EXERCISE — Across the data below, how many lines hold "JSON"? Answer with that number and nothing else.

SUPPLIED DATA —
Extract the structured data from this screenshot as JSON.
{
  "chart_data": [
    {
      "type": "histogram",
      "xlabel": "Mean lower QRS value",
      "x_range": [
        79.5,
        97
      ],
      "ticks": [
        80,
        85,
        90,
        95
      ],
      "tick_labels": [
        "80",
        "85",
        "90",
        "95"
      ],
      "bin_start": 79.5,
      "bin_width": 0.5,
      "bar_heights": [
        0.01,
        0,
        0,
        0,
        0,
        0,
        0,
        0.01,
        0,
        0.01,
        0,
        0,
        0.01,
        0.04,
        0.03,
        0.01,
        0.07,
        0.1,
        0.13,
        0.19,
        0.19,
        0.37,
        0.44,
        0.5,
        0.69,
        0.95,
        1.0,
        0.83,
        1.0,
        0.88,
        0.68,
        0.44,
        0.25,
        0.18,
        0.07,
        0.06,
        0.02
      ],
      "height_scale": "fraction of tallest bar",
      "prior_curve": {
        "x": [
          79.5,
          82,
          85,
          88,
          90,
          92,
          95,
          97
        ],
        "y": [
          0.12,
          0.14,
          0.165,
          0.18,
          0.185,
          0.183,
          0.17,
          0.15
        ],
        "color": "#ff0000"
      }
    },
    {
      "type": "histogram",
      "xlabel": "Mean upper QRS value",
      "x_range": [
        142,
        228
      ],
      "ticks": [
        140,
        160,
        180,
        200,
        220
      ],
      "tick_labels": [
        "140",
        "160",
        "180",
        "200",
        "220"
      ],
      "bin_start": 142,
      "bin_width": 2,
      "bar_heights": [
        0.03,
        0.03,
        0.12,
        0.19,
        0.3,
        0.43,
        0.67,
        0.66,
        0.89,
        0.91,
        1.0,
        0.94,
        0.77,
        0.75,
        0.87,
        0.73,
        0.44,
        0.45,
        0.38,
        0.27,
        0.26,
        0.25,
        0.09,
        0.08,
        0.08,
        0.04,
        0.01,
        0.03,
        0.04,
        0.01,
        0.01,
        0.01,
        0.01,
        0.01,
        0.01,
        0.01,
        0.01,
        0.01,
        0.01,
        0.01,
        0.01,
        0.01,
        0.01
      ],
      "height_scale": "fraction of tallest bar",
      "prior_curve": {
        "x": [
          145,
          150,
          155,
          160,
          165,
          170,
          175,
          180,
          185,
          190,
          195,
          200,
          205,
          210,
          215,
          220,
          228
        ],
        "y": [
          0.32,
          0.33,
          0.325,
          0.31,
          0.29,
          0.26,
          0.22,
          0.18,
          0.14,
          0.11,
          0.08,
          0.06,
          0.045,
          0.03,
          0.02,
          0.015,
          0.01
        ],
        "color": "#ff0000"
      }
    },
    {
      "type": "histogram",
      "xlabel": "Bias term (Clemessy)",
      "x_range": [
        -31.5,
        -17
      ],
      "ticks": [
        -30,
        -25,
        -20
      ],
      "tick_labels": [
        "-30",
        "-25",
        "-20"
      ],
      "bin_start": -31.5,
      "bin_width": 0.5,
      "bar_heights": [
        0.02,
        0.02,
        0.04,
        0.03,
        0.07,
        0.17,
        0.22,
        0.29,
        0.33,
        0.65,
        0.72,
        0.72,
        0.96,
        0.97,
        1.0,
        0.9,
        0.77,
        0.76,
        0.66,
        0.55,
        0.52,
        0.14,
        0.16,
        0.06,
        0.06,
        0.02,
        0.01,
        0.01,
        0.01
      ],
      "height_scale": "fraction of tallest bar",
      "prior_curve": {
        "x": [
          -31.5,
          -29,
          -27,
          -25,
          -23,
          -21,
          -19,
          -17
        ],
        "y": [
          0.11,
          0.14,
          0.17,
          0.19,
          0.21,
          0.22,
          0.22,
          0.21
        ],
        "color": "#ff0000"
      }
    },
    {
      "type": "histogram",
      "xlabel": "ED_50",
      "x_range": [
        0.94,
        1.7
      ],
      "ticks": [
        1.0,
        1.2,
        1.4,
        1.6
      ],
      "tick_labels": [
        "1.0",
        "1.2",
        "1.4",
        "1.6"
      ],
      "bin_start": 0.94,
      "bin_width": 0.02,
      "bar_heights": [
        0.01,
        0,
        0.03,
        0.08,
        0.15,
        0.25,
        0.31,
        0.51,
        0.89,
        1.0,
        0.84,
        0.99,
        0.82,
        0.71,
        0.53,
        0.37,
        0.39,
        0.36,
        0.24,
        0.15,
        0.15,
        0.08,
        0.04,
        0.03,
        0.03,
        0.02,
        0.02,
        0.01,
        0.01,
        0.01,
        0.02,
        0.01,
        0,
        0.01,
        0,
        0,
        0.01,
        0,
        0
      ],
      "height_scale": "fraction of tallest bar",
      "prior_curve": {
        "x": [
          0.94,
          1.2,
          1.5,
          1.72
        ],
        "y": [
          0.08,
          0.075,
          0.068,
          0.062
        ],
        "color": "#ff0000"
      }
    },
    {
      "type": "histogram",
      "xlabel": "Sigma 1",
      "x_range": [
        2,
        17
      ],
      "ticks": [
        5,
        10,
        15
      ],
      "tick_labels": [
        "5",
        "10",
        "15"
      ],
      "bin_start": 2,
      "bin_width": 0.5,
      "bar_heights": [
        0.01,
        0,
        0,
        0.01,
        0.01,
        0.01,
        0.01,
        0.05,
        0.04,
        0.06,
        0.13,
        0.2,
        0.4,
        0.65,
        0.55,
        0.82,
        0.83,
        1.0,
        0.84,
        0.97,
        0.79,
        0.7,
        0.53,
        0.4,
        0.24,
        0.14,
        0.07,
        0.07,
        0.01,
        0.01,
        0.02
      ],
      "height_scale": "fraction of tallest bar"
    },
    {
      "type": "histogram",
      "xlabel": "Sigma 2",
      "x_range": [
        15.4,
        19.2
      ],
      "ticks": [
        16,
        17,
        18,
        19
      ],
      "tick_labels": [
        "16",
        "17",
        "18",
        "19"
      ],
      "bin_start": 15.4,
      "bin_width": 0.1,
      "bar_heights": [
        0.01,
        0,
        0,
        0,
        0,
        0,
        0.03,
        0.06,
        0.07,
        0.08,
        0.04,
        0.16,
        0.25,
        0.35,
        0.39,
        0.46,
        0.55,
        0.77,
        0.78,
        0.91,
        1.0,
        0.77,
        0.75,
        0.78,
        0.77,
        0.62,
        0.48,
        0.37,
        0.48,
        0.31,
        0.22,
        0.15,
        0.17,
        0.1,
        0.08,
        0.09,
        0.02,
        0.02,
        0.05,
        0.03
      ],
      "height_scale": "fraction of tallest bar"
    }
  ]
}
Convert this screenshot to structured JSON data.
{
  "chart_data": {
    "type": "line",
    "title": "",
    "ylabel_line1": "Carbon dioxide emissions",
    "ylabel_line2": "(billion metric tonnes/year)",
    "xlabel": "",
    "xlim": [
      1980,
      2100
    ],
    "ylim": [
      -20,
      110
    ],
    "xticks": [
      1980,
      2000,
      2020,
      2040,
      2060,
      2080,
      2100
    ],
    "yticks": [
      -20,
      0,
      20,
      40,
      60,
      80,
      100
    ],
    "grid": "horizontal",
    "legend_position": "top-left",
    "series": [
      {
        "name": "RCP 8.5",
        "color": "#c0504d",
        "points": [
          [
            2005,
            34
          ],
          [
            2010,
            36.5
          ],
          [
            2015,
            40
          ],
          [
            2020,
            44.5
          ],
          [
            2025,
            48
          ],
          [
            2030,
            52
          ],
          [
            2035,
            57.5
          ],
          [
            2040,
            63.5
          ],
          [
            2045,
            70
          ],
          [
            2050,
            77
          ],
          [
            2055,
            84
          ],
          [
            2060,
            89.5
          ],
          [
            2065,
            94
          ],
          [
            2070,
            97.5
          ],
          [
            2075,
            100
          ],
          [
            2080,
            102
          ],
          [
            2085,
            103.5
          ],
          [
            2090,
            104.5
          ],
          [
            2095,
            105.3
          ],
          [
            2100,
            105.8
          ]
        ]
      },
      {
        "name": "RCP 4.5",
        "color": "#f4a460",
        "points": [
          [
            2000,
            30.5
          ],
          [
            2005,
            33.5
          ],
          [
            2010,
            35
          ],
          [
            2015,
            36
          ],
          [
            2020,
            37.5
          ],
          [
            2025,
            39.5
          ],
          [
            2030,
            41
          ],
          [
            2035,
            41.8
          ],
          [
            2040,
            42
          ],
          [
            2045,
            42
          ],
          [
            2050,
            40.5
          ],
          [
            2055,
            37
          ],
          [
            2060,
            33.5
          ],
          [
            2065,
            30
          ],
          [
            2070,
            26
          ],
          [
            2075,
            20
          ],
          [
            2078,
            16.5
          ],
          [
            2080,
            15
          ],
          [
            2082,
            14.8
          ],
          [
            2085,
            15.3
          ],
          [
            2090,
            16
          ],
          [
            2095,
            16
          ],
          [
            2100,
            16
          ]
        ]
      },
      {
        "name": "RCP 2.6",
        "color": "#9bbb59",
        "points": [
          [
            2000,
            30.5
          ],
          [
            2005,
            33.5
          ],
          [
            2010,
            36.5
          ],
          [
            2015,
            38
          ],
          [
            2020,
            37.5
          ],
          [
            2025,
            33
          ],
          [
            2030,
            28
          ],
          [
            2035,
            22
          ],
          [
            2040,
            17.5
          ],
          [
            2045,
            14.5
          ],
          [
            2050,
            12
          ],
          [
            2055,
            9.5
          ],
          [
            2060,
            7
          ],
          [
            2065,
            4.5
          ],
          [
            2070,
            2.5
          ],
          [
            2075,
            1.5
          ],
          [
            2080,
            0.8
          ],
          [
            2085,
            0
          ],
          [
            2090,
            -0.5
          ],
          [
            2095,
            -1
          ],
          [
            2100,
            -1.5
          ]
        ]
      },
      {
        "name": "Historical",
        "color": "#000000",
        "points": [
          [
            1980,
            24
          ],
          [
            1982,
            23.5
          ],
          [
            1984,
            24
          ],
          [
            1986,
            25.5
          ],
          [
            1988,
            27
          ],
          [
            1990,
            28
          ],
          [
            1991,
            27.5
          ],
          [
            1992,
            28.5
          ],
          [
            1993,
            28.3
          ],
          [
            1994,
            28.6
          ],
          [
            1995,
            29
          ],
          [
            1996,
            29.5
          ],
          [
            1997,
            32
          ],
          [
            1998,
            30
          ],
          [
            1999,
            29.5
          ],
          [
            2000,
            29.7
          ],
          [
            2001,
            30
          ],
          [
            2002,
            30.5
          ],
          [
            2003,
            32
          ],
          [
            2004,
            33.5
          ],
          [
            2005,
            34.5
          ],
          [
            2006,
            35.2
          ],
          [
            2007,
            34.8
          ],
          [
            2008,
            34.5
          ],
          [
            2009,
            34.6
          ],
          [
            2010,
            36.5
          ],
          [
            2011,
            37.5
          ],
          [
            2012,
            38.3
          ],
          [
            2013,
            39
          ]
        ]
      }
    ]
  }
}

OUTPUT FOR THIS TASK — 2